Selected passage:
========================================================================

Are the masks we form of ourselves on the open culture of the Internet the same as the masks created by the burqa in Saudi Arabian society? Why is the burqa seen as a barrier to integration and communication, when daily, millions of people around the world create their own masks on the Internet? — Ahaad Al Amoudi

 

BY ZAYNAB ODUNSI| THE BURQA ISSUE |WINTER 2015|2016  

(Editor’s Note: In Saudi Arabia, the burqa is oftentimes referred to as “the niqab” — another form of face covering. For the purposes of this article, “burqa” is employed to reflect the artist’s use of the term.)

In her 2014 installation, Open Culture, Saudi Arabian artist Ahaad Al Amoudi’s acrylic masks line up like faceless soldiers. Molded from plastic, each of the twenty masks in the series are laser-etched with intricate unique designs that take their cue from nature and the body. Curious and complex, they demand attention, bearing witness to how the burqa acts as a well-worn modern mask.

========================================================================

Raw data:
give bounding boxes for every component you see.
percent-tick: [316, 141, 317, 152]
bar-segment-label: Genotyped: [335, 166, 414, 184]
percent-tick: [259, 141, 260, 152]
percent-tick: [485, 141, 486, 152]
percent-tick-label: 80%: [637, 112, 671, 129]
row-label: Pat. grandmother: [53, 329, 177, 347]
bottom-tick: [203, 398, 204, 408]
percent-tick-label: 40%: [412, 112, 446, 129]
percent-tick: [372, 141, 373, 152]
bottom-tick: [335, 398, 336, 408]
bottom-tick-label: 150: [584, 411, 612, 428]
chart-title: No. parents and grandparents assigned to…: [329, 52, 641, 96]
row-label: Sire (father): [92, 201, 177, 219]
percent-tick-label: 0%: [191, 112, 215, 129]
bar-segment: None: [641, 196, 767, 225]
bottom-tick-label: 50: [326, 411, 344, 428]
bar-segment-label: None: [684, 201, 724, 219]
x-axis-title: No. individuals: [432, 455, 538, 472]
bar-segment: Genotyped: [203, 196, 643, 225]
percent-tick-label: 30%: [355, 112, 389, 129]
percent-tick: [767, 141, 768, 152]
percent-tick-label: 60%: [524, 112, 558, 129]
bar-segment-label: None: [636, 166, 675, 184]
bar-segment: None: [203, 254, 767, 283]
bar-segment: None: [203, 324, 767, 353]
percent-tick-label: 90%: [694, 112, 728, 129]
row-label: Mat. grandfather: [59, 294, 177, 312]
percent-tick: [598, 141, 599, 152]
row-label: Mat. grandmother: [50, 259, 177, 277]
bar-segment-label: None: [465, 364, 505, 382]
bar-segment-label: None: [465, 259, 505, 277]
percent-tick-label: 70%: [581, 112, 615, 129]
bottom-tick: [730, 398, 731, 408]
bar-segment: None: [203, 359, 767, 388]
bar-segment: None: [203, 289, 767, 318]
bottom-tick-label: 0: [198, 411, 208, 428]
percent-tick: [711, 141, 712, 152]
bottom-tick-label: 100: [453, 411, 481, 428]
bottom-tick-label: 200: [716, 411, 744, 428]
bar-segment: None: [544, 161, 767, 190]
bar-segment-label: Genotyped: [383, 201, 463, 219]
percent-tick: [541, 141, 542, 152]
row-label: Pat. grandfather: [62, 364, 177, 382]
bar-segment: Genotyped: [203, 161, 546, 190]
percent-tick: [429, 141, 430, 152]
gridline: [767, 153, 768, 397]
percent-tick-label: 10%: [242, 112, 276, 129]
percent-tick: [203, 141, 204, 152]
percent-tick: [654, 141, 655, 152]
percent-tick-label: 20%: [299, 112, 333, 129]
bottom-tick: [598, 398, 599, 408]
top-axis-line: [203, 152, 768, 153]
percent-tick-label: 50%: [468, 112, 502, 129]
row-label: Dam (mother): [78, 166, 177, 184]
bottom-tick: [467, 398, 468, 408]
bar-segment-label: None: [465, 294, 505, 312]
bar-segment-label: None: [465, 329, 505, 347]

========================================================================

Your goal:
Can you carry on with the article about Ahaad Al Amoudi's mask installation, picking up right after its final sentence? The listing isn't needed for anything here.

Expected answer:
The series debuted in 2014 when Al Amoudi was 22 years old and studying at Dar Al Hekma University, the progressive all women’s university in Jeddah, Saudi Arabia. It marked the start of what Al Amoudi sees as a powerful metaphor in her art practice — the masks as symbols for both the burqa and the Internet personas we create of ourselves.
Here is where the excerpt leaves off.